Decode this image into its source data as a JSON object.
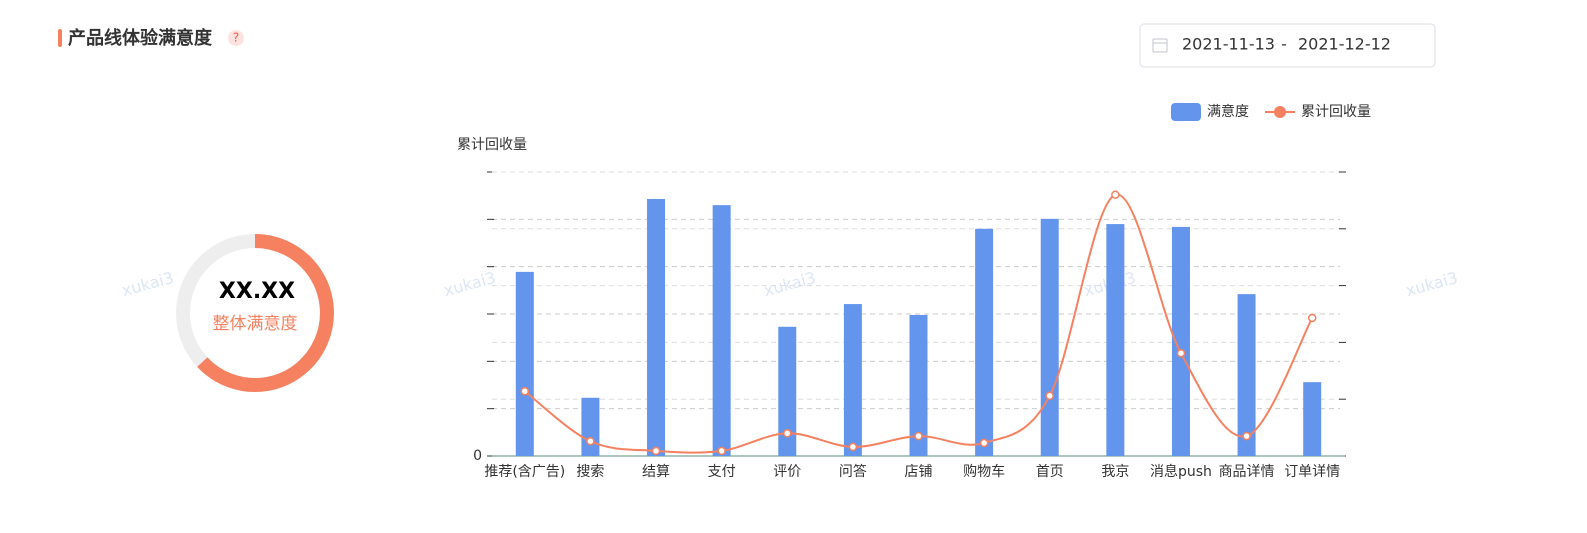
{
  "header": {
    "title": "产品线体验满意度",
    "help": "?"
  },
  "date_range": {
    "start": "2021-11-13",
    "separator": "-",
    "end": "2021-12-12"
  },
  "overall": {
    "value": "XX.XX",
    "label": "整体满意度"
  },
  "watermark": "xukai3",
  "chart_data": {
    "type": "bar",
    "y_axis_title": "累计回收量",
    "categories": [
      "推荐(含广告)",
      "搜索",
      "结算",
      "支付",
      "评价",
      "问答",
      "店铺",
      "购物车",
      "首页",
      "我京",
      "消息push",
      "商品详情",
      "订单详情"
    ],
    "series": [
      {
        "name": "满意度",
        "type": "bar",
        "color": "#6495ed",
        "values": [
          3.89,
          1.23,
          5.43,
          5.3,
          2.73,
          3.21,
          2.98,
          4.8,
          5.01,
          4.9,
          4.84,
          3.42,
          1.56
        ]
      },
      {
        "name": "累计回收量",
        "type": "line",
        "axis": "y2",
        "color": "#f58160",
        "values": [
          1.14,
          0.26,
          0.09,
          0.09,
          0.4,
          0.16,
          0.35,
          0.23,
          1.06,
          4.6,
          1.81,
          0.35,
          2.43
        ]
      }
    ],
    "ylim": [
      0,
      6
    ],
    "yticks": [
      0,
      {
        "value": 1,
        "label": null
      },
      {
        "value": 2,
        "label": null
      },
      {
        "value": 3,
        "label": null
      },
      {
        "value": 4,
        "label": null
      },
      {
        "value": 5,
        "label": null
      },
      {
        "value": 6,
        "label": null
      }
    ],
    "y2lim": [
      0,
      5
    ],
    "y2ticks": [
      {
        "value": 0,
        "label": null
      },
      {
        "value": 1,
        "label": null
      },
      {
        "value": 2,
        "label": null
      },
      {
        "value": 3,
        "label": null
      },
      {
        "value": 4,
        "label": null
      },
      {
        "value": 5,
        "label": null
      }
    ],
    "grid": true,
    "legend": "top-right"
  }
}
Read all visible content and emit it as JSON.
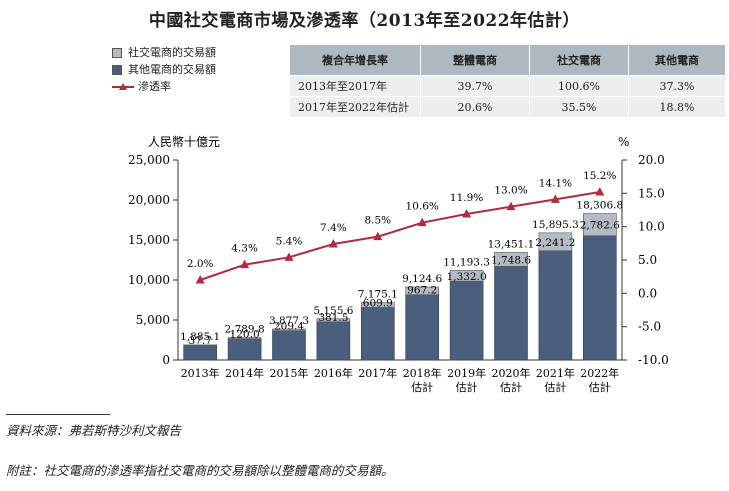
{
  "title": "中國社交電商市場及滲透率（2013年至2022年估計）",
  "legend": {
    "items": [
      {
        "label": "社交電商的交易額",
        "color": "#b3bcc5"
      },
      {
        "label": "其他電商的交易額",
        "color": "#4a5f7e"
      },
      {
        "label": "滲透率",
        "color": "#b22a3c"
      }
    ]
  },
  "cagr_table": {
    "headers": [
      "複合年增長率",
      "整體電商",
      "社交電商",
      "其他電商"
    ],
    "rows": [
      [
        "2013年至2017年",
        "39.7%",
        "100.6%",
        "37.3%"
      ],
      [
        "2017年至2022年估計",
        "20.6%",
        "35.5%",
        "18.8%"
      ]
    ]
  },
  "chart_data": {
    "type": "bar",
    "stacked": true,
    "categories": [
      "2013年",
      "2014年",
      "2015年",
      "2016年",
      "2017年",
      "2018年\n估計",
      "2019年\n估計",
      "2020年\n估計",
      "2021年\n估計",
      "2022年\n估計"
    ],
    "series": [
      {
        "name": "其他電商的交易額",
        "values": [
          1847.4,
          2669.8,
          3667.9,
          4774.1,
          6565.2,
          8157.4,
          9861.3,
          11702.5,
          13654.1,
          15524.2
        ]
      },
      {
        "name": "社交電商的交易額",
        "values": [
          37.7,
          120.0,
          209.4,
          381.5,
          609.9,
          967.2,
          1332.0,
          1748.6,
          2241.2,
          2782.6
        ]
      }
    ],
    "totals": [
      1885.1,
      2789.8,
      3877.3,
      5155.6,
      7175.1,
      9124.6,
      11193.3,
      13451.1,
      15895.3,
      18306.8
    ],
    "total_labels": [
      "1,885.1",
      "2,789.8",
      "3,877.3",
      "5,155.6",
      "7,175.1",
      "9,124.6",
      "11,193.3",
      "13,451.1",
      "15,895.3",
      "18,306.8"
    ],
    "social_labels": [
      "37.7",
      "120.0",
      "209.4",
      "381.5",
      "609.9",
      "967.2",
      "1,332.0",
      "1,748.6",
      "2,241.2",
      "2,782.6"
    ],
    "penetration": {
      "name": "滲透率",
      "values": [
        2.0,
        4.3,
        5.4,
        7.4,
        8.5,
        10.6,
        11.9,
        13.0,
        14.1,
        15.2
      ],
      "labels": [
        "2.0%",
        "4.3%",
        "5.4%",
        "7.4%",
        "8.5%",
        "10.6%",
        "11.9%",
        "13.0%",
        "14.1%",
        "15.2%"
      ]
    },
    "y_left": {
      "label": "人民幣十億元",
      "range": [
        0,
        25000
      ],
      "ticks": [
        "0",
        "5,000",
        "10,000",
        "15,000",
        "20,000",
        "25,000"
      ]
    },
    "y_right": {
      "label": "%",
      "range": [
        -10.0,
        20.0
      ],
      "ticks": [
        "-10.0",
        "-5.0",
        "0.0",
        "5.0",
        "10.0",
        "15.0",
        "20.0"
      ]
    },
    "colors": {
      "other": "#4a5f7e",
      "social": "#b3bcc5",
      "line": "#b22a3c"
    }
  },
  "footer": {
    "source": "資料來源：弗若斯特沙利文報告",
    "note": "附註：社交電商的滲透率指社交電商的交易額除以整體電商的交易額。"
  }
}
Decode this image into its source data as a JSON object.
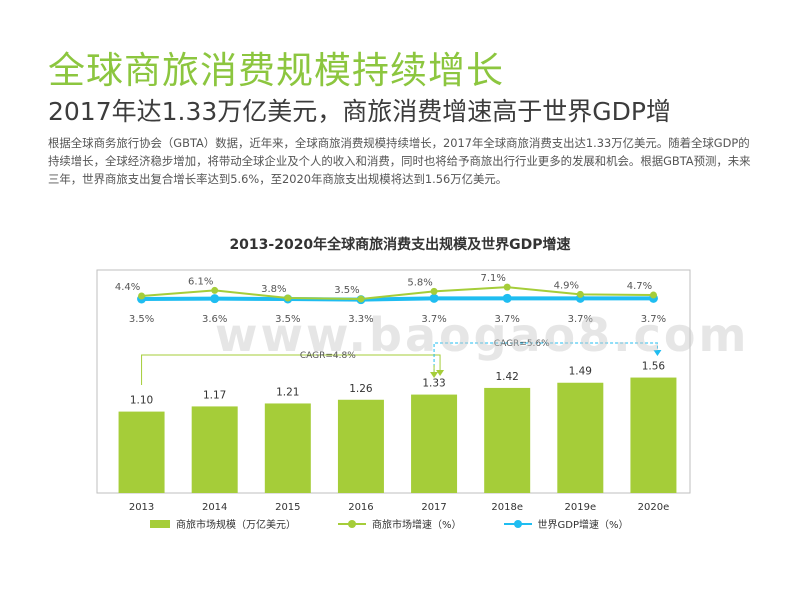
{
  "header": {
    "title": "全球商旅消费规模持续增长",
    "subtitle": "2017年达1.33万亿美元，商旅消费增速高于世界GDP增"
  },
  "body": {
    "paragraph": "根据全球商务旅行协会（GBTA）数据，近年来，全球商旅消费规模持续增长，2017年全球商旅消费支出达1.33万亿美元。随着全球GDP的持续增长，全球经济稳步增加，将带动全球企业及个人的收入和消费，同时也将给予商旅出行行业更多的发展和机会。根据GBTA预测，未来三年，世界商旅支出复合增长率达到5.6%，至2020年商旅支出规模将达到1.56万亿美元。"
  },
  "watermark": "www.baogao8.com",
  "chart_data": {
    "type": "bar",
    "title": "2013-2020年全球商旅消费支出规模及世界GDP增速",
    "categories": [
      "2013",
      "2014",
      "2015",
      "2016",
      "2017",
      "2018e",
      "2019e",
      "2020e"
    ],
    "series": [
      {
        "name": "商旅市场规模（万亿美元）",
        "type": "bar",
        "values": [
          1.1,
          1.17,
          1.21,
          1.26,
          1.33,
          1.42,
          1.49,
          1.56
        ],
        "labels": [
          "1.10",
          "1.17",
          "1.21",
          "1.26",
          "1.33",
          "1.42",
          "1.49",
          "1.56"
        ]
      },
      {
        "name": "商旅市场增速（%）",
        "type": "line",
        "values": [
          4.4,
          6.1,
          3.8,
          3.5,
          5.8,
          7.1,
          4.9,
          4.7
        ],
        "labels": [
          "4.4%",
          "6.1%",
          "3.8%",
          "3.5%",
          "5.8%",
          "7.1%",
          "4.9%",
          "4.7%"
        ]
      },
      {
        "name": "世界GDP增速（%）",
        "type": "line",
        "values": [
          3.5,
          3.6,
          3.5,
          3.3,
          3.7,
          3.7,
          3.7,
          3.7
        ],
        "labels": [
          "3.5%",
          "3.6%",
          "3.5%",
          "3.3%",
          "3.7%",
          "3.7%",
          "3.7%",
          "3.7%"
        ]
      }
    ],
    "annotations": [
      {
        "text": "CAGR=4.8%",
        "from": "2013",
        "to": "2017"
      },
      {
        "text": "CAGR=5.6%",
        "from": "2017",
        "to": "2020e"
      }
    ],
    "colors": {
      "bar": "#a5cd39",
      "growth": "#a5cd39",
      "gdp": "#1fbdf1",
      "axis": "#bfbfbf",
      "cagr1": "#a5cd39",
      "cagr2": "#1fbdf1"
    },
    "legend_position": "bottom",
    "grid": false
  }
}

* [Problem statement] Write out every record above exactly as it stands, but leave out the pictures.

* [The result]
Decode this image into its source data as a JSON object.
{
  "header": {
    "title": "产品线体验满意度",
    "help": "?"
  },
  "date_range": {
    "start": "2021-11-13",
    "separator": "-",
    "end": "2021-12-12"
  },
  "overall": {
    "value": "XX.XX",
    "label": "整体满意度"
  },
  "watermark": "xukai3",
  "chart_data": {
    "type": "bar",
    "y_axis_title": "累计回收量",
    "categories": [
      "推荐(含广告)",
      "搜索",
      "结算",
      "支付",
      "评价",
      "问答",
      "店铺",
      "购物车",
      "首页",
      "我京",
      "消息push",
      "商品详情",
      "订单详情"
    ],
    "series": [
      {
        "name": "满意度",
        "type": "bar",
        "color": "#6495ed",
        "values": [
          3.89,
          1.23,
          5.43,
          5.3,
          2.73,
          3.21,
          2.98,
          4.8,
          5.01,
          4.9,
          4.84,
          3.42,
          1.56
        ]
      },
      {
        "name": "累计回收量",
        "type": "line",
        "axis": "y2",
        "color": "#f58160",
        "values": [
          1.14,
          0.26,
          0.09,
          0.09,
          0.4,
          0.16,
          0.35,
          0.23,
          1.06,
          4.6,
          1.81,
          0.35,
          2.43
        ]
      }
    ],
    "ylim": [
      0,
      6
    ],
    "yticks": [
      0,
      {
        "value": 1,
        "label": null
      },
      {
        "value": 2,
        "label": null
      },
      {
        "value": 3,
        "label": null
      },
      {
        "value": 4,
        "label": null
      },
      {
        "value": 5,
        "label": null
      },
      {
        "value": 6,
        "label": null
      }
    ],
    "y2lim": [
      0,
      5
    ],
    "y2ticks": [
      {
        "value": 0,
        "label": null
      },
      {
        "value": 1,
        "label": null
      },
      {
        "value": 2,
        "label": null
      },
      {
        "value": 3,
        "label": null
      },
      {
        "value": 4,
        "label": null
      },
      {
        "value": 5,
        "label": null
      }
    ],
    "grid": true,
    "legend": "top-right"
  }
}
Read all visible content and emit it as JSON.
{
  "title": "中國社交電商市場及滲透率（2013年至2022年估計）",
  "legend": {
    "items": [
      {
        "label": "社交電商的交易額",
        "color": "#b3bcc5"
      },
      {
        "label": "其他電商的交易額",
        "color": "#4a5f7e"
      },
      {
        "label": "滲透率",
        "color": "#b22a3c"
      }
    ]
  },
  "cagr_table": {
    "headers": [
      "複合年增長率",
      "整體電商",
      "社交電商",
      "其他電商"
    ],
    "rows": [
      [
        "2013年至2017年",
        "39.7%",
        "100.6%",
        "37.3%"
      ],
      [
        "2017年至2022年估計",
        "20.6%",
        "35.5%",
        "18.8%"
      ]
    ]
  },
  "chart_data": {
    "type": "bar",
    "stacked": true,
    "categories": [
      "2013年",
      "2014年",
      "2015年",
      "2016年",
      "2017年",
      "2018年\n估計",
      "2019年\n估計",
      "2020年\n估計",
      "2021年\n估計",
      "2022年\n估計"
    ],
    "series": [
      {
        "name": "其他電商的交易額",
        "values": [
          1847.4,
          2669.8,
          3667.9,
          4774.1,
          6565.2,
          8157.4,
          9861.3,
          11702.5,
          13654.1,
          15524.2
        ]
      },
      {
        "name": "社交電商的交易額",
        "values": [
          37.7,
          120.0,
          209.4,
          381.5,
          609.9,
          967.2,
          1332.0,
          1748.6,
          2241.2,
          2782.6
        ]
      }
    ],
    "totals": [
      1885.1,
      2789.8,
      3877.3,
      5155.6,
      7175.1,
      9124.6,
      11193.3,
      13451.1,
      15895.3,
      18306.8
    ],
    "total_labels": [
      "1,885.1",
      "2,789.8",
      "3,877.3",
      "5,155.6",
      "7,175.1",
      "9,124.6",
      "11,193.3",
      "13,451.1",
      "15,895.3",
      "18,306.8"
    ],
    "social_labels": [
      "37.7",
      "120.0",
      "209.4",
      "381.5",
      "609.9",
      "967.2",
      "1,332.0",
      "1,748.6",
      "2,241.2",
      "2,782.6"
    ],
    "penetration": {
      "name": "滲透率",
      "values": [
        2.0,
        4.3,
        5.4,
        7.4,
        8.5,
        10.6,
        11.9,
        13.0,
        14.1,
        15.2
      ],
      "labels": [
        "2.0%",
        "4.3%",
        "5.4%",
        "7.4%",
        "8.5%",
        "10.6%",
        "11.9%",
        "13.0%",
        "14.1%",
        "15.2%"
      ]
    },
    "y_left": {
      "label": "人民幣十億元",
      "range": [
        0,
        25000
      ],
      "ticks": [
        "0",
        "5,000",
        "10,000",
        "15,000",
        "20,000",
        "25,000"
      ]
    },
    "y_right": {
      "label": "%",
      "range": [
        -10.0,
        20.0
      ],
      "ticks": [
        "-10.0",
        "-5.0",
        "0.0",
        "5.0",
        "10.0",
        "15.0",
        "20.0"
      ]
    },
    "colors": {
      "other": "#4a5f7e",
      "social": "#b3bcc5",
      "line": "#b22a3c"
    }
  },
  "footer": {
    "source": "資料來源：弗若斯特沙利文報告",
    "note": "附註：社交電商的滲透率指社交電商的交易額除以整體電商的交易額。"
  }
}
Decode this image into its source data as a JSON object.
{
  "header": {
    "title": "全球商旅消费规模持续增长",
    "subtitle": "2017年达1.33万亿美元，商旅消费增速高于世界GDP增"
  },
  "body": {
    "paragraph": "根据全球商务旅行协会（GBTA）数据，近年来，全球商旅消费规模持续增长，2017年全球商旅消费支出达1.33万亿美元。随着全球GDP的持续增长，全球经济稳步增加，将带动全球企业及个人的收入和消费，同时也将给予商旅出行行业更多的发展和机会。根据GBTA预测，未来三年，世界商旅支出复合增长率达到5.6%，至2020年商旅支出规模将达到1.56万亿美元。"
  },
  "watermark": "www.baogao8.com",
  "chart_data": {
    "type": "bar",
    "title": "2013-2020年全球商旅消费支出规模及世界GDP增速",
    "categories": [
      "2013",
      "2014",
      "2015",
      "2016",
      "2017",
      "2018e",
      "2019e",
      "2020e"
    ],
    "series": [
      {
        "name": "商旅市场规模（万亿美元）",
        "type": "bar",
        "values": [
          1.1,
          1.17,
          1.21,
          1.26,
          1.33,
          1.42,
          1.49,
          1.56
        ],
        "labels": [
          "1.10",
          "1.17",
          "1.21",
          "1.26",
          "1.33",
          "1.42",
          "1.49",
          "1.56"
        ]
      },
      {
        "name": "商旅市场增速（%）",
        "type": "line",
        "values": [
          4.4,
          6.1,
          3.8,
          3.5,
          5.8,
          7.1,
          4.9,
          4.7
        ],
        "labels": [
          "4.4%",
          "6.1%",
          "3.8%",
          "3.5%",
          "5.8%",
          "7.1%",
          "4.9%",
          "4.7%"
        ]
      },
      {
        "name": "世界GDP增速（%）",
        "type": "line",
        "values": [
          3.5,
          3.6,
          3.5,
          3.3,
          3.7,
          3.7,
          3.7,
          3.7
        ],
        "labels": [
          "3.5%",
          "3.6%",
          "3.5%",
          "3.3%",
          "3.7%",
          "3.7%",
          "3.7%",
          "3.7%"
        ]
      }
    ],
    "annotations": [
      {
        "text": "CAGR=4.8%",
        "from": "2013",
        "to": "2017"
      },
      {
        "text": "CAGR=5.6%",
        "from": "2017",
        "to": "2020e"
      }
    ],
    "colors": {
      "bar": "#a5cd39",
      "growth": "#a5cd39",
      "gdp": "#1fbdf1",
      "axis": "#bfbfbf",
      "cagr1": "#a5cd39",
      "cagr2": "#1fbdf1"
    },
    "legend_position": "bottom",
    "grid": false
  }
}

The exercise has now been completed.